**Do this:** Would it be possible to quote, exactly and in full, the lines from the one with "Extract the structured" through the end of the entries below?

**Data for the task:**
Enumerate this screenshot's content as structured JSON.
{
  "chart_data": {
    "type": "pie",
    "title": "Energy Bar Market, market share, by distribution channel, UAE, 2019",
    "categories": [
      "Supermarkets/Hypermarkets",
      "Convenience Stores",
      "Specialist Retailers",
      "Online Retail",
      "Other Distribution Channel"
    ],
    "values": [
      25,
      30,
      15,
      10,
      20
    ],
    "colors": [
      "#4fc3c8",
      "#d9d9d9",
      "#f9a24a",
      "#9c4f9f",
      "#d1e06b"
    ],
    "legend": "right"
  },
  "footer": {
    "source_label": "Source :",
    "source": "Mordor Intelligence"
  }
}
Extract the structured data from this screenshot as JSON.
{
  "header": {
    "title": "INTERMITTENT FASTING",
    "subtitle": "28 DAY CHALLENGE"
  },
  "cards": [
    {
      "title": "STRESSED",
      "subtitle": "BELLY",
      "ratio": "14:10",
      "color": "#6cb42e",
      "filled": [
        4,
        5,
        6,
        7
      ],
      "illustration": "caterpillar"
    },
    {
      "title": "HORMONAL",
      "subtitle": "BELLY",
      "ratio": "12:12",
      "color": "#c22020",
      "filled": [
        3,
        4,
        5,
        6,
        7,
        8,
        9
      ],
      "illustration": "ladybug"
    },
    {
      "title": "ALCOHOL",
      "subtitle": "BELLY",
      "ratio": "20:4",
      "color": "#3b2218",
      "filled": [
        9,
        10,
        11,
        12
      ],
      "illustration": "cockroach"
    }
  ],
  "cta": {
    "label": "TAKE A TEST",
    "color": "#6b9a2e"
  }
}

**Final result:**
Extract the structured data from this screenshot as JSON.
{
  "header": {
    "title": "INTERMITTENT FASTING",
    "subtitle": "28 DAY CHALLENGE"
  },
  "cards": [
    {
      "title": "STRESSED",
      "subtitle": "BELLY",
      "ratio": "14:10",
      "color": "#6cb42e",
      "filled": [
        4,
        5,
        6,
        7
      ],
      "illustration": "caterpillar"
    },
    {
      "title": "HORMONAL",
      "subtitle": "BELLY",
      "ratio": "12:12",
      "color": "#c22020",
      "filled": [
        3,
        4,
        5,
        6,
        7,
        8,
        9
      ],
      "illustration": "ladybug"
    },
    {
      "title": "ALCOHOL",
      "subtitle": "BELLY",
      "ratio": "20:4",
      "color": "#3b2218",
      "filled": [
        9,
        10,
        11,
        12
      ],
      "illustration": "cockroach"
    }
  ],
  "cta": {
    "label": "TAKE A TEST",
    "color": "#6b9a2e"
  }
}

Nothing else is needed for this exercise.